## RECORDS PROVIDED
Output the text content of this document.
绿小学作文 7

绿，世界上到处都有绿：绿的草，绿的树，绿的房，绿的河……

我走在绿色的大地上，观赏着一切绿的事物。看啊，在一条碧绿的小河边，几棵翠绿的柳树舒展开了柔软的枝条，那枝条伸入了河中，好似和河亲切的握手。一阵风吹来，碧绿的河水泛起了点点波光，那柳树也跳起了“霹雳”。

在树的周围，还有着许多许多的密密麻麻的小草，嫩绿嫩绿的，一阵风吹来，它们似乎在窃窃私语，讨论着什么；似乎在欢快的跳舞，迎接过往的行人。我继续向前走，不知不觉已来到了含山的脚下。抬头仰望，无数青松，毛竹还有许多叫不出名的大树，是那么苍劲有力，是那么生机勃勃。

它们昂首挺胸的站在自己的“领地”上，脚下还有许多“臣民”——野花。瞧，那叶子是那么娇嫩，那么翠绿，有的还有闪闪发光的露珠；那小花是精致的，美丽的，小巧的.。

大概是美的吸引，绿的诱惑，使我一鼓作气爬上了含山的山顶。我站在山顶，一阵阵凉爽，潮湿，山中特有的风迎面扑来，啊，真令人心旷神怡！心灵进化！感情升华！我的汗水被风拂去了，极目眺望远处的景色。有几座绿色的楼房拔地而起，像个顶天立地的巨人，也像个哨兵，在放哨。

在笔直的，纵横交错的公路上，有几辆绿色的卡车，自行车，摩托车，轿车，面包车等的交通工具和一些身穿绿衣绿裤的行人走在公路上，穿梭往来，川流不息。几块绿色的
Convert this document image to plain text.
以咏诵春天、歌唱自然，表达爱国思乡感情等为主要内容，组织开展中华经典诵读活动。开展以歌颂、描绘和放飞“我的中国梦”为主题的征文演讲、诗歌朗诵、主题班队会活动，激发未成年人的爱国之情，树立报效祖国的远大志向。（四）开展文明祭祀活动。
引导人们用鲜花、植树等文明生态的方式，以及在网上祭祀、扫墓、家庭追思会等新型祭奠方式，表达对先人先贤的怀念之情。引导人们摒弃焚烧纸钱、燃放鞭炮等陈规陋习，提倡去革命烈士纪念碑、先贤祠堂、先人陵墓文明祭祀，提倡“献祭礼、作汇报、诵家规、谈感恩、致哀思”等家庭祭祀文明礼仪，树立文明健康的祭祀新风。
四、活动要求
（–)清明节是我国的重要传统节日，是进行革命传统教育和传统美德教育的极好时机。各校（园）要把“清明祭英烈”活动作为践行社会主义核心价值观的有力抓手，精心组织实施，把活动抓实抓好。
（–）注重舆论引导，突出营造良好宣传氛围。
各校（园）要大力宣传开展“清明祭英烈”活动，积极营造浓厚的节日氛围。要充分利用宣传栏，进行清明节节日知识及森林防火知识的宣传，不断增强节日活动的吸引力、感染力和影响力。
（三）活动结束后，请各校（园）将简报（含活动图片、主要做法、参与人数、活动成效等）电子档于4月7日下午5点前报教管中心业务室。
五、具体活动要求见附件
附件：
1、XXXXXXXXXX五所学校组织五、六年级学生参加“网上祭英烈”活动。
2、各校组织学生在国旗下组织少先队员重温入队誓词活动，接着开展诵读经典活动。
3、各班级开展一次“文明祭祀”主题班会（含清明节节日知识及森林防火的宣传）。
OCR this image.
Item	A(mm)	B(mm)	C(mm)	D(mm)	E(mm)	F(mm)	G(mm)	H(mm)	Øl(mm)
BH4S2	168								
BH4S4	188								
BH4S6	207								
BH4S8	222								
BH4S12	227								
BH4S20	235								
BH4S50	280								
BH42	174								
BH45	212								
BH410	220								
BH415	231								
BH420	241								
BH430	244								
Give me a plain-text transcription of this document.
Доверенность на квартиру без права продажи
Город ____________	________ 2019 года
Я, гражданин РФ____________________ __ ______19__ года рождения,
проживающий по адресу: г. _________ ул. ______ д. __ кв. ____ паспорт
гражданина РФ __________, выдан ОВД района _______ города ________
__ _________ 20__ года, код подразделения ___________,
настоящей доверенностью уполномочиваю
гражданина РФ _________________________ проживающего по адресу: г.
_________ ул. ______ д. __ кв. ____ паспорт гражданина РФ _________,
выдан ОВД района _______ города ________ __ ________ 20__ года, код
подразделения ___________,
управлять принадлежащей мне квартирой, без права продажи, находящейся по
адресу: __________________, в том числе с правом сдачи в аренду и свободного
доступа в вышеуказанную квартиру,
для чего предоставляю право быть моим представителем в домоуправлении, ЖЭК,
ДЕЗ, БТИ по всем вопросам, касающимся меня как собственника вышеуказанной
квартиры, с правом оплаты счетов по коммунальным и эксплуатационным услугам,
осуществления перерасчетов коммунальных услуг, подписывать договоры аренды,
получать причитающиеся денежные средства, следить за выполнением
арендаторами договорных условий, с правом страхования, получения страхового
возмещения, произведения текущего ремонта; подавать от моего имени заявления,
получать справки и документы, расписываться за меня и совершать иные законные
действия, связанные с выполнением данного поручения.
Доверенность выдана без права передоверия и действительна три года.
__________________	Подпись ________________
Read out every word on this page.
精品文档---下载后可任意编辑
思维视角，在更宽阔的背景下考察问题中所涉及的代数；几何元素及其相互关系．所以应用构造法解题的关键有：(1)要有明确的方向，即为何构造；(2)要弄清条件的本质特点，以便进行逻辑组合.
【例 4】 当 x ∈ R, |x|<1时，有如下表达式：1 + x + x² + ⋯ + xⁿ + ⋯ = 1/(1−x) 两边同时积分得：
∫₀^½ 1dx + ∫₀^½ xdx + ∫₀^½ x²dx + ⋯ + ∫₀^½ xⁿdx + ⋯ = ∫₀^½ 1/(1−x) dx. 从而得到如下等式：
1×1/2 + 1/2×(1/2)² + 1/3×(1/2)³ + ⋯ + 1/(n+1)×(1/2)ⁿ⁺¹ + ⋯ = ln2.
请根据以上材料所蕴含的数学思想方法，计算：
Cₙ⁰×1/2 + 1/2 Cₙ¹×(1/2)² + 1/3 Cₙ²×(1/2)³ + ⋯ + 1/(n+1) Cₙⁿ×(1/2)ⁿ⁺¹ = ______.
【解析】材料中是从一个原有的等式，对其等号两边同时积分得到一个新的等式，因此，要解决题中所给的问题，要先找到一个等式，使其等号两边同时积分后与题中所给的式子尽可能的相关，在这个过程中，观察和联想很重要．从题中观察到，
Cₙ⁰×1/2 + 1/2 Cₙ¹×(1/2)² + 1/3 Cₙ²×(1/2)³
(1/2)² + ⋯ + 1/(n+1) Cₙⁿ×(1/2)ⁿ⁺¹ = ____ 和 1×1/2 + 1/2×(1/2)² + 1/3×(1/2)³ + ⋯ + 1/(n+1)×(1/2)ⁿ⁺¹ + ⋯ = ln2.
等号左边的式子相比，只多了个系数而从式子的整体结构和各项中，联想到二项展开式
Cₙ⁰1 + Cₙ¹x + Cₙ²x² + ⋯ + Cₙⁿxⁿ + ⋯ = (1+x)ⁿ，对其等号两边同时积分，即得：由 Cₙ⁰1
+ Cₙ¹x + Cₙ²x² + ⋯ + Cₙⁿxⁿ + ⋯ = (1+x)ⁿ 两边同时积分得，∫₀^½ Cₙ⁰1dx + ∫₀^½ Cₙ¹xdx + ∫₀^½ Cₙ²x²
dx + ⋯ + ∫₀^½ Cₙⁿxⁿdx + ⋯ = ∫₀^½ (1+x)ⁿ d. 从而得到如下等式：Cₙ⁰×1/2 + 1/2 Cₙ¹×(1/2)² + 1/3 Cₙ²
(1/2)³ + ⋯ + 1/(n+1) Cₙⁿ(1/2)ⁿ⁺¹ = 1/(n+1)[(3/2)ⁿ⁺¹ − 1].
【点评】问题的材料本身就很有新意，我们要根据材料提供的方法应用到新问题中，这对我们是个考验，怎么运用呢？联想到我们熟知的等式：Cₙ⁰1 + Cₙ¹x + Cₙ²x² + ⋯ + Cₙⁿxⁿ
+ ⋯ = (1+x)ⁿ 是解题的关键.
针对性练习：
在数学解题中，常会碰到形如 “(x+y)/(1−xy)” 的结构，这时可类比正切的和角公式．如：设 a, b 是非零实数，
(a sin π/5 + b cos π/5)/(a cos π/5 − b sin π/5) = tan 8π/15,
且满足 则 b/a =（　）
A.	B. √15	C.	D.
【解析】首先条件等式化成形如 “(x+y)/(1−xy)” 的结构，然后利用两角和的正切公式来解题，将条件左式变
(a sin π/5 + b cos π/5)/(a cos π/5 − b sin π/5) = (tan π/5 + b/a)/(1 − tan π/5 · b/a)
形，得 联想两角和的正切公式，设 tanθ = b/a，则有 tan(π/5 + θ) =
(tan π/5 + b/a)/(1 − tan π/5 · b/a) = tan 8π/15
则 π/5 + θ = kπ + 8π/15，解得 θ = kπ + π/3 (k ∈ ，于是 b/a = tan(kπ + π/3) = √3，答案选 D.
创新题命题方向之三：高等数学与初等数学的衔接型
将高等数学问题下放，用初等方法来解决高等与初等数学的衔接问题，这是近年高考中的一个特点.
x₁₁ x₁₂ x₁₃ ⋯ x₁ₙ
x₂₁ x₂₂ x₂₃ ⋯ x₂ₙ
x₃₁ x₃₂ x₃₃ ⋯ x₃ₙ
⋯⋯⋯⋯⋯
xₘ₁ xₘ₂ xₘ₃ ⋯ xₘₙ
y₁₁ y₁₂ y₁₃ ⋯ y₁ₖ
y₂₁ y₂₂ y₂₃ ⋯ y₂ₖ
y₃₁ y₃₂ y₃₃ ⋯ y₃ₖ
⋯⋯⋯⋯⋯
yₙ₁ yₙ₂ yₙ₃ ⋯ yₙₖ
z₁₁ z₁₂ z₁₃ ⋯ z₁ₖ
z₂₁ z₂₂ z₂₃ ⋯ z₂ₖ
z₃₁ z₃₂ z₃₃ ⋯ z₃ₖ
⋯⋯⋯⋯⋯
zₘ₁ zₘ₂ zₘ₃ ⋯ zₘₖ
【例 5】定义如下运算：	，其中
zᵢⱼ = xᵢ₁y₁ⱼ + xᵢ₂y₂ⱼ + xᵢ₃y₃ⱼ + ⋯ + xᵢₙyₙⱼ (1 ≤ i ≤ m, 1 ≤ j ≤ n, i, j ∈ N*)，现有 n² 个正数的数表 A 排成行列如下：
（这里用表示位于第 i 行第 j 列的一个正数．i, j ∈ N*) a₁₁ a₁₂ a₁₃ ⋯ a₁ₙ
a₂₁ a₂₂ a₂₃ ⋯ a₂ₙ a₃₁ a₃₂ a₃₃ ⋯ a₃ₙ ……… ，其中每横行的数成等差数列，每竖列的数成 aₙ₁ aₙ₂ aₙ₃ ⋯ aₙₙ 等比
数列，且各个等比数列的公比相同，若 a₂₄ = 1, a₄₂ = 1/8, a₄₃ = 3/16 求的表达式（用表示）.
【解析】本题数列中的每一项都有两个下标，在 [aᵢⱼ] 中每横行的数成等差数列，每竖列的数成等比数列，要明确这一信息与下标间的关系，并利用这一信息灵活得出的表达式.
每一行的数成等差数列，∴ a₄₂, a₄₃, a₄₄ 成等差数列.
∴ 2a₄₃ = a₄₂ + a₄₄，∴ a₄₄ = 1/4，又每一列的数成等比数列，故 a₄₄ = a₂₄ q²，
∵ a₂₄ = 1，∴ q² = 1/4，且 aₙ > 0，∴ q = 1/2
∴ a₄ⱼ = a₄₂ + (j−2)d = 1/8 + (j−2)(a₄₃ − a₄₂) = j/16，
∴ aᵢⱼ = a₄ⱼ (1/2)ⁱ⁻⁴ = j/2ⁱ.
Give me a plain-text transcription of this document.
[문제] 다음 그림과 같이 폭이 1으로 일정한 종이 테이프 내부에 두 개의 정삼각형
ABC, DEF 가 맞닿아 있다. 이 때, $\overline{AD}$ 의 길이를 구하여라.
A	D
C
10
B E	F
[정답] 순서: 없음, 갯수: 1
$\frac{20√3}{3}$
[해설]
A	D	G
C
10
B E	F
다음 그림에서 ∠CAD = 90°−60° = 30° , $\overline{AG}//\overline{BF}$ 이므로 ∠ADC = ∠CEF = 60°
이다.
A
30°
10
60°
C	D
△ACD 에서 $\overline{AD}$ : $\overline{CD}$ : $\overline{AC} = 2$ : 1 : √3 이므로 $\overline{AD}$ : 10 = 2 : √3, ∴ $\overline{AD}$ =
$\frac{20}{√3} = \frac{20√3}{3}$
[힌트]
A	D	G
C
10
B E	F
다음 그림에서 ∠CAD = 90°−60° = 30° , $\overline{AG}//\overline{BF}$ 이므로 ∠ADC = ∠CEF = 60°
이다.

## PROBLEM
Return only the number of lines in the data that contain "гражданина".

## OUTPUT FOR THIS TASK
3